── ENTRIES SHOWN

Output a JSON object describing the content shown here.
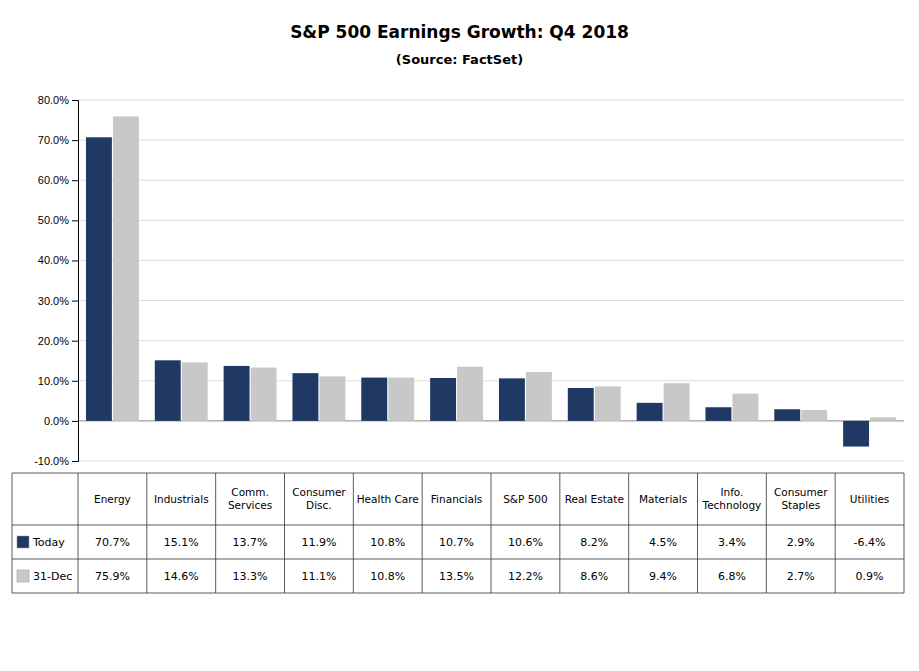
{
  "chart_data": {
    "type": "bar",
    "title": "S&P 500 Earnings Growth:  Q4 2018",
    "subtitle": "(Source: FactSet)",
    "categories": [
      "Energy",
      "Industrials",
      "Comm.\nServices",
      "Consumer\nDisc.",
      "Health Care",
      "Financials",
      "S&P 500",
      "Real Estate",
      "Materials",
      "Info.\nTechnology",
      "Consumer\nStaples",
      "Utilities"
    ],
    "series": [
      {
        "name": "Today",
        "color": "#1F3864",
        "values": [
          70.7,
          15.1,
          13.7,
          11.9,
          10.8,
          10.7,
          10.6,
          8.2,
          4.5,
          3.4,
          2.9,
          -6.4
        ],
        "value_labels": [
          "70.7%",
          "15.1%",
          "13.7%",
          "11.9%",
          "10.8%",
          "10.7%",
          "10.6%",
          "8.2%",
          "4.5%",
          "3.4%",
          "2.9%",
          "-6.4%"
        ]
      },
      {
        "name": "31-Dec",
        "color": "#C8C8C8",
        "values": [
          75.9,
          14.6,
          13.3,
          11.1,
          10.8,
          13.5,
          12.2,
          8.6,
          9.4,
          6.8,
          2.7,
          0.9
        ],
        "value_labels": [
          "75.9%",
          "14.6%",
          "13.3%",
          "11.1%",
          "10.8%",
          "13.5%",
          "12.2%",
          "8.6%",
          "9.4%",
          "6.8%",
          "2.7%",
          "0.9%"
        ]
      }
    ],
    "ylim": [
      -10,
      80
    ],
    "yticks": [
      {
        "value": -10,
        "label": "-10.0%"
      },
      {
        "value": 0,
        "label": "0.0%"
      },
      {
        "value": 10,
        "label": "10.0%"
      },
      {
        "value": 20,
        "label": "20.0%"
      },
      {
        "value": 30,
        "label": "30.0%"
      },
      {
        "value": 40,
        "label": "40.0%"
      },
      {
        "value": 50,
        "label": "50.0%"
      },
      {
        "value": 60,
        "label": "60.0%"
      },
      {
        "value": 70,
        "label": "70.0%"
      },
      {
        "value": 80,
        "label": "80.0%"
      }
    ],
    "grid": true,
    "data_labels": true
  }
}
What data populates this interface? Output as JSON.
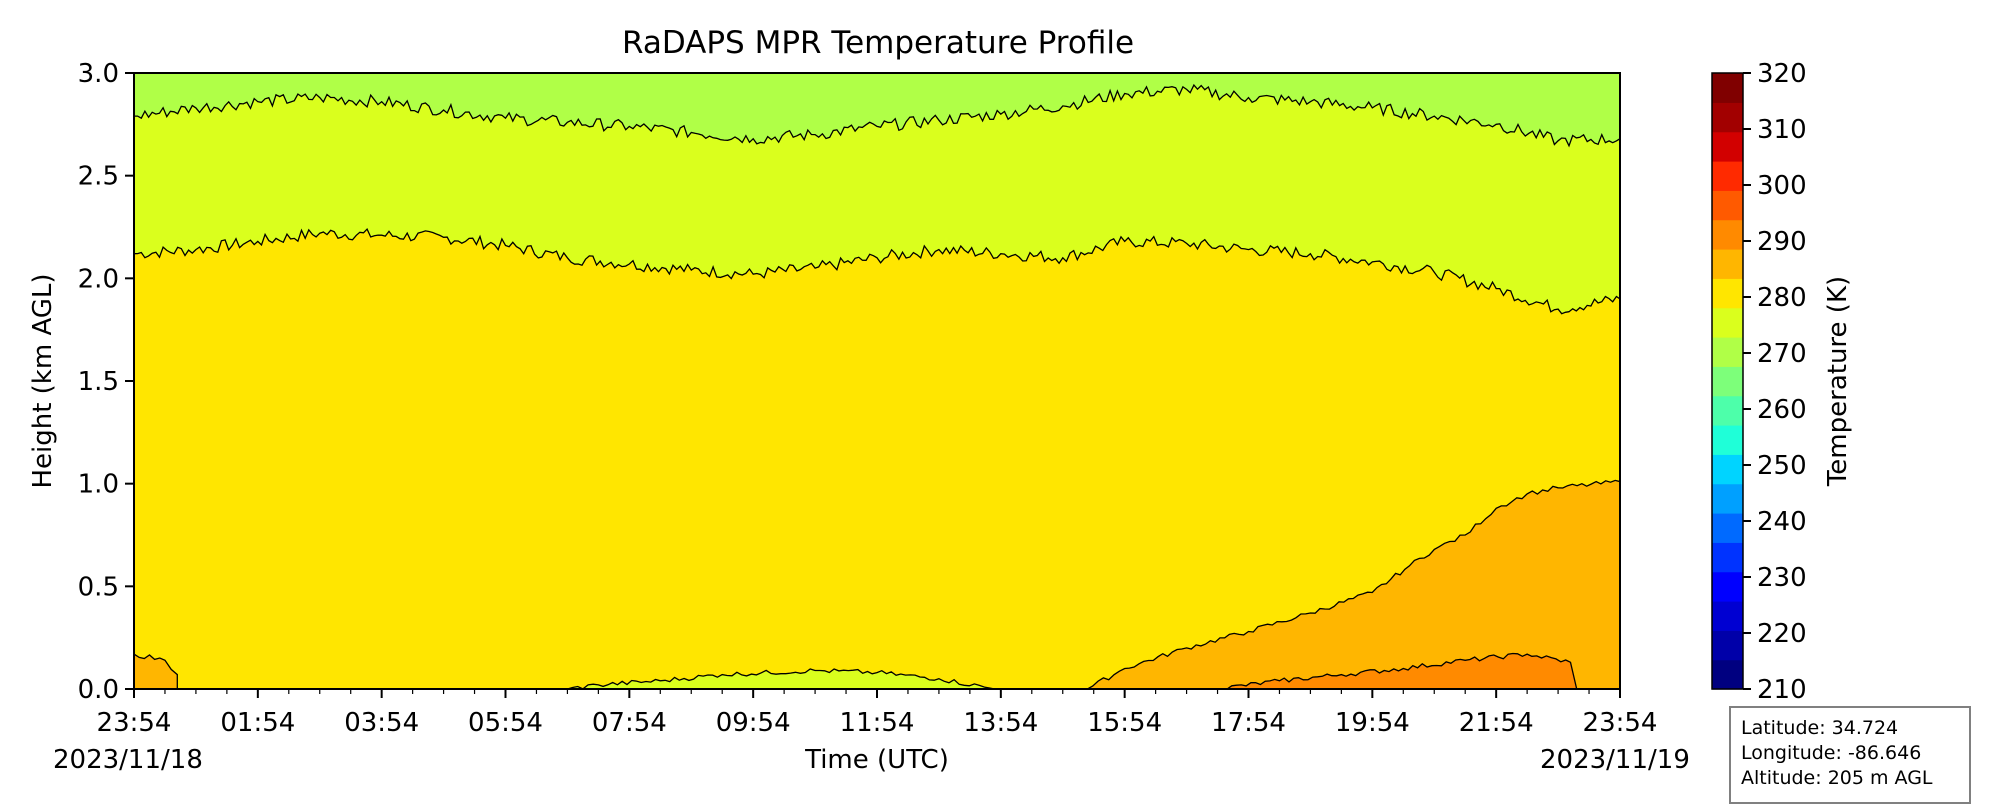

────

● TASK STATEMENT
Which lines of the data include "Output"? Copy each of them.

● RESULT FOR THIS TASK
Output a JSON object describing the content shown here.
What data populates this interface? Output as JSON.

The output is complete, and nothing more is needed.